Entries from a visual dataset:
◇ ◇ ◇ ◇ ◇
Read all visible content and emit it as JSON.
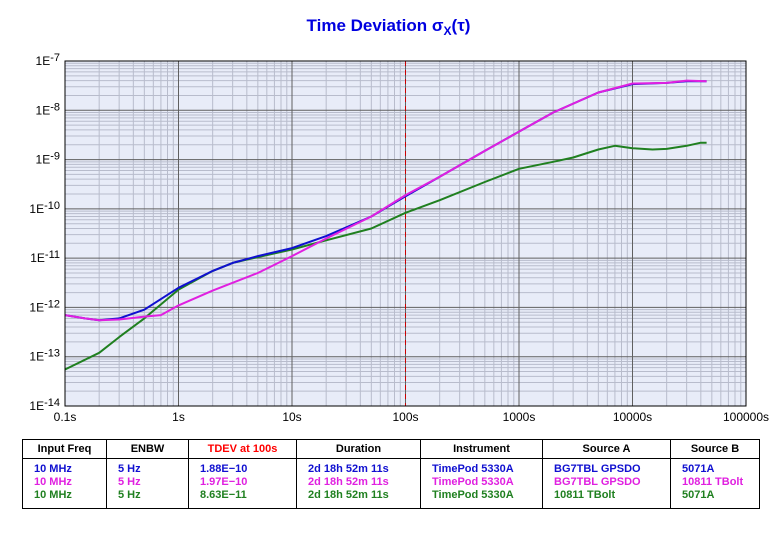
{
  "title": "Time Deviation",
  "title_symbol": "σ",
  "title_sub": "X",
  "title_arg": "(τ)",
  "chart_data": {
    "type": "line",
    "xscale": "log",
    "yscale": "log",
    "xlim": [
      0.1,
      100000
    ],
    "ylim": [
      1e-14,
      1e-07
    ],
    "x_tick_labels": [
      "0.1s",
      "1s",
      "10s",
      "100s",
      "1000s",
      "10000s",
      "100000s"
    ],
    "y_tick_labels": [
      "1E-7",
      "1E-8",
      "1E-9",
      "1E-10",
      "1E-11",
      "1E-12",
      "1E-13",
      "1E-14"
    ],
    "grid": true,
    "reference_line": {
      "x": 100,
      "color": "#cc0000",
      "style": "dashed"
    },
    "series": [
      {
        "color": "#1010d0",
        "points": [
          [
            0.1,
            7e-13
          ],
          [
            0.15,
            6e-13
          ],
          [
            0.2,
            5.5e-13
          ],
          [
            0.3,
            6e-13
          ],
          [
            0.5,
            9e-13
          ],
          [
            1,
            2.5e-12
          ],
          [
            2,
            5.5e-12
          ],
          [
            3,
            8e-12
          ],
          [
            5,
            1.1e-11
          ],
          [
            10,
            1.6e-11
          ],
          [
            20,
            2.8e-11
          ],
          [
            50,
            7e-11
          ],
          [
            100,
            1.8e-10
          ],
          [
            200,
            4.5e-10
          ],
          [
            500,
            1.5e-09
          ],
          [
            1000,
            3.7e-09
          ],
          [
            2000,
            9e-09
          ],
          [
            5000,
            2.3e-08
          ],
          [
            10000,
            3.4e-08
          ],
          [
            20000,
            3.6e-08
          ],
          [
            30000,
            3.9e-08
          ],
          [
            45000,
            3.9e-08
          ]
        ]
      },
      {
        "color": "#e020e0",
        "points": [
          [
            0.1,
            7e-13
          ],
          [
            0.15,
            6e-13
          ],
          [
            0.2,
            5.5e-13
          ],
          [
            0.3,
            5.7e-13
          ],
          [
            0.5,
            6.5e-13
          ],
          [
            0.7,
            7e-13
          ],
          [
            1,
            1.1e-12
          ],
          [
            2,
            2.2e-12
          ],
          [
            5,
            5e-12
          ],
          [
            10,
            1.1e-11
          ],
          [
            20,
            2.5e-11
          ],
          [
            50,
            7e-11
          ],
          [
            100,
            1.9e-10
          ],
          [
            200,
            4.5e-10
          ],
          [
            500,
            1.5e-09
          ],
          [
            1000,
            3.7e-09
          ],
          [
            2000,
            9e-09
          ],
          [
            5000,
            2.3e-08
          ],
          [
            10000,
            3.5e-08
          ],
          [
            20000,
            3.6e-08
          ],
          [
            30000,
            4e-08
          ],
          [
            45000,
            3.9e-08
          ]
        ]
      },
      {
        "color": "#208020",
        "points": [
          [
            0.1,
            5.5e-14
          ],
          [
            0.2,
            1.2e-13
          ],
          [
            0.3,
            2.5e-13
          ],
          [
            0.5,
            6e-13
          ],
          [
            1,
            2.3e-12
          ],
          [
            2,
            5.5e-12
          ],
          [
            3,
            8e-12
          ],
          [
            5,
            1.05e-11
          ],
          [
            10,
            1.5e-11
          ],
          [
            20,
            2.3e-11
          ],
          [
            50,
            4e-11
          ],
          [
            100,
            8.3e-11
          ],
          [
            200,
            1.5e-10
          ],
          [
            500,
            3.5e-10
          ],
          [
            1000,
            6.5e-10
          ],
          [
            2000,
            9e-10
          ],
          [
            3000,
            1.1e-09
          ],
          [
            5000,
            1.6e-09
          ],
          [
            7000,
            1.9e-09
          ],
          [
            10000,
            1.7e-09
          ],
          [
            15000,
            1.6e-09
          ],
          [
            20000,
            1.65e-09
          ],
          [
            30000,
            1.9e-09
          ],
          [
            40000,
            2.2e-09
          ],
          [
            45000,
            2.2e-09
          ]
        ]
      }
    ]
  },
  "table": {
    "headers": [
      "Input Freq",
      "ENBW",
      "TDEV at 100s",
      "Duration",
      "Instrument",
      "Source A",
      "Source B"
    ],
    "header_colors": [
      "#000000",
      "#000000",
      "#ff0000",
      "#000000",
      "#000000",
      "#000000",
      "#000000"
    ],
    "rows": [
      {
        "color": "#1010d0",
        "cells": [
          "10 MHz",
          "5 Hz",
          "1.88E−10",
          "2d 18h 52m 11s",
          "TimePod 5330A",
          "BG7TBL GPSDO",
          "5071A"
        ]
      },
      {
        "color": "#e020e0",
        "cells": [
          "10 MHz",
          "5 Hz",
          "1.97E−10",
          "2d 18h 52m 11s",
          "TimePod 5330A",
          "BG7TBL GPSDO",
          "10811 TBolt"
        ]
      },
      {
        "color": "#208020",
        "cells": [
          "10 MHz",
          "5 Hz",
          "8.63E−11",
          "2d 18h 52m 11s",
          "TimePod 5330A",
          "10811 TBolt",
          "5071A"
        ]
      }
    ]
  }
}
◇ ◇ ◇ ◇ ◇
__Task__:
Write out the entries above verbatim; the pictures do not belong in your copy.

__Reply__:
Read all visible content and emit it as JSON.
{
  "title": "Time Deviation",
  "title_symbol": "σ",
  "title_sub": "X",
  "title_arg": "(τ)",
  "chart_data": {
    "type": "line",
    "xscale": "log",
    "yscale": "log",
    "xlim": [
      0.1,
      100000
    ],
    "ylim": [
      1e-14,
      1e-07
    ],
    "x_tick_labels": [
      "0.1s",
      "1s",
      "10s",
      "100s",
      "1000s",
      "10000s",
      "100000s"
    ],
    "y_tick_labels": [
      "1E-7",
      "1E-8",
      "1E-9",
      "1E-10",
      "1E-11",
      "1E-12",
      "1E-13",
      "1E-14"
    ],
    "grid": true,
    "reference_line": {
      "x": 100,
      "color": "#cc0000",
      "style": "dashed"
    },
    "series": [
      {
        "color": "#1010d0",
        "points": [
          [
            0.1,
            7e-13
          ],
          [
            0.15,
            6e-13
          ],
          [
            0.2,
            5.5e-13
          ],
          [
            0.3,
            6e-13
          ],
          [
            0.5,
            9e-13
          ],
          [
            1,
            2.5e-12
          ],
          [
            2,
            5.5e-12
          ],
          [
            3,
            8e-12
          ],
          [
            5,
            1.1e-11
          ],
          [
            10,
            1.6e-11
          ],
          [
            20,
            2.8e-11
          ],
          [
            50,
            7e-11
          ],
          [
            100,
            1.8e-10
          ],
          [
            200,
            4.5e-10
          ],
          [
            500,
            1.5e-09
          ],
          [
            1000,
            3.7e-09
          ],
          [
            2000,
            9e-09
          ],
          [
            5000,
            2.3e-08
          ],
          [
            10000,
            3.4e-08
          ],
          [
            20000,
            3.6e-08
          ],
          [
            30000,
            3.9e-08
          ],
          [
            45000,
            3.9e-08
          ]
        ]
      },
      {
        "color": "#e020e0",
        "points": [
          [
            0.1,
            7e-13
          ],
          [
            0.15,
            6e-13
          ],
          [
            0.2,
            5.5e-13
          ],
          [
            0.3,
            5.7e-13
          ],
          [
            0.5,
            6.5e-13
          ],
          [
            0.7,
            7e-13
          ],
          [
            1,
            1.1e-12
          ],
          [
            2,
            2.2e-12
          ],
          [
            5,
            5e-12
          ],
          [
            10,
            1.1e-11
          ],
          [
            20,
            2.5e-11
          ],
          [
            50,
            7e-11
          ],
          [
            100,
            1.9e-10
          ],
          [
            200,
            4.5e-10
          ],
          [
            500,
            1.5e-09
          ],
          [
            1000,
            3.7e-09
          ],
          [
            2000,
            9e-09
          ],
          [
            5000,
            2.3e-08
          ],
          [
            10000,
            3.5e-08
          ],
          [
            20000,
            3.6e-08
          ],
          [
            30000,
            4e-08
          ],
          [
            45000,
            3.9e-08
          ]
        ]
      },
      {
        "color": "#208020",
        "points": [
          [
            0.1,
            5.5e-14
          ],
          [
            0.2,
            1.2e-13
          ],
          [
            0.3,
            2.5e-13
          ],
          [
            0.5,
            6e-13
          ],
          [
            1,
            2.3e-12
          ],
          [
            2,
            5.5e-12
          ],
          [
            3,
            8e-12
          ],
          [
            5,
            1.05e-11
          ],
          [
            10,
            1.5e-11
          ],
          [
            20,
            2.3e-11
          ],
          [
            50,
            4e-11
          ],
          [
            100,
            8.3e-11
          ],
          [
            200,
            1.5e-10
          ],
          [
            500,
            3.5e-10
          ],
          [
            1000,
            6.5e-10
          ],
          [
            2000,
            9e-10
          ],
          [
            3000,
            1.1e-09
          ],
          [
            5000,
            1.6e-09
          ],
          [
            7000,
            1.9e-09
          ],
          [
            10000,
            1.7e-09
          ],
          [
            15000,
            1.6e-09
          ],
          [
            20000,
            1.65e-09
          ],
          [
            30000,
            1.9e-09
          ],
          [
            40000,
            2.2e-09
          ],
          [
            45000,
            2.2e-09
          ]
        ]
      }
    ]
  },
  "table": {
    "headers": [
      "Input Freq",
      "ENBW",
      "TDEV at 100s",
      "Duration",
      "Instrument",
      "Source A",
      "Source B"
    ],
    "header_colors": [
      "#000000",
      "#000000",
      "#ff0000",
      "#000000",
      "#000000",
      "#000000",
      "#000000"
    ],
    "rows": [
      {
        "color": "#1010d0",
        "cells": [
          "10 MHz",
          "5 Hz",
          "1.88E−10",
          "2d 18h 52m 11s",
          "TimePod 5330A",
          "BG7TBL GPSDO",
          "5071A"
        ]
      },
      {
        "color": "#e020e0",
        "cells": [
          "10 MHz",
          "5 Hz",
          "1.97E−10",
          "2d 18h 52m 11s",
          "TimePod 5330A",
          "BG7TBL GPSDO",
          "10811 TBolt"
        ]
      },
      {
        "color": "#208020",
        "cells": [
          "10 MHz",
          "5 Hz",
          "8.63E−11",
          "2d 18h 52m 11s",
          "TimePod 5330A",
          "10811 TBolt",
          "5071A"
        ]
      }
    ]
  }
}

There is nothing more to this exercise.